DATA:
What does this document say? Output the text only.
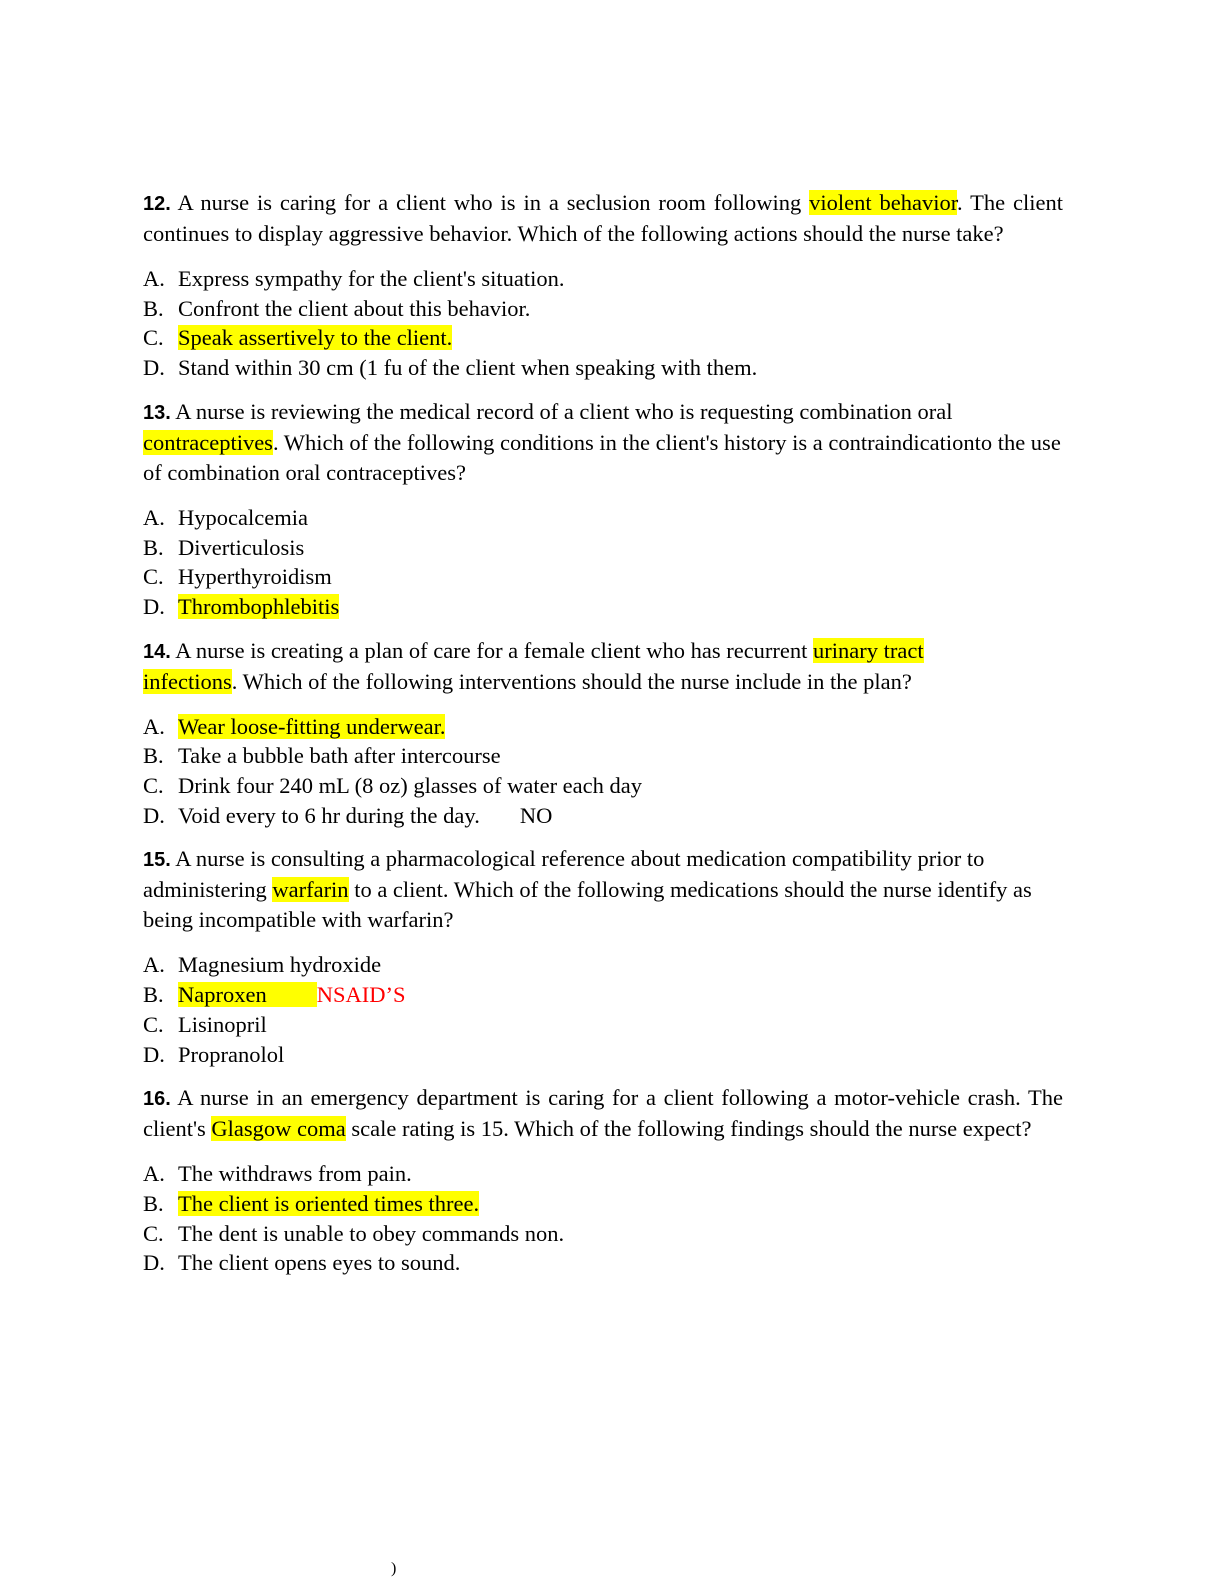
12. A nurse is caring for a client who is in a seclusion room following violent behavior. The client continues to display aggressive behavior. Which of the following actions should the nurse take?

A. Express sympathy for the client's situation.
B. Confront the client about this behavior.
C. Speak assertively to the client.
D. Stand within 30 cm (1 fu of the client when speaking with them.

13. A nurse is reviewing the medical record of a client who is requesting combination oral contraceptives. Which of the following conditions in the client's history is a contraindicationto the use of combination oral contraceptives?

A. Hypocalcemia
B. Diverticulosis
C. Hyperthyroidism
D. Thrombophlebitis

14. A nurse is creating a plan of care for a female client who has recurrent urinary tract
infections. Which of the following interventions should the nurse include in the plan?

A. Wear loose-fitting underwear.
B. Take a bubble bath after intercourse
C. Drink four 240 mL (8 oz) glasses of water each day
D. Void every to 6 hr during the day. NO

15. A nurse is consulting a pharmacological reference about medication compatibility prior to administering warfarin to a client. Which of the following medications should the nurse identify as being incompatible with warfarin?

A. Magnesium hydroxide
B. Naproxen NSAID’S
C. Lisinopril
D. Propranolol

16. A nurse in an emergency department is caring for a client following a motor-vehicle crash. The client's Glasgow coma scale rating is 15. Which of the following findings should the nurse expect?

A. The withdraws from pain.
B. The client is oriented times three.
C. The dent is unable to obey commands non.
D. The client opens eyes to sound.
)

TASK BRIEF:
Copy each line above that contains the word "this".

ANSWER TO THE PROBLEM:
What does this document say? Output the text only.
B. Confront the client about this behavior.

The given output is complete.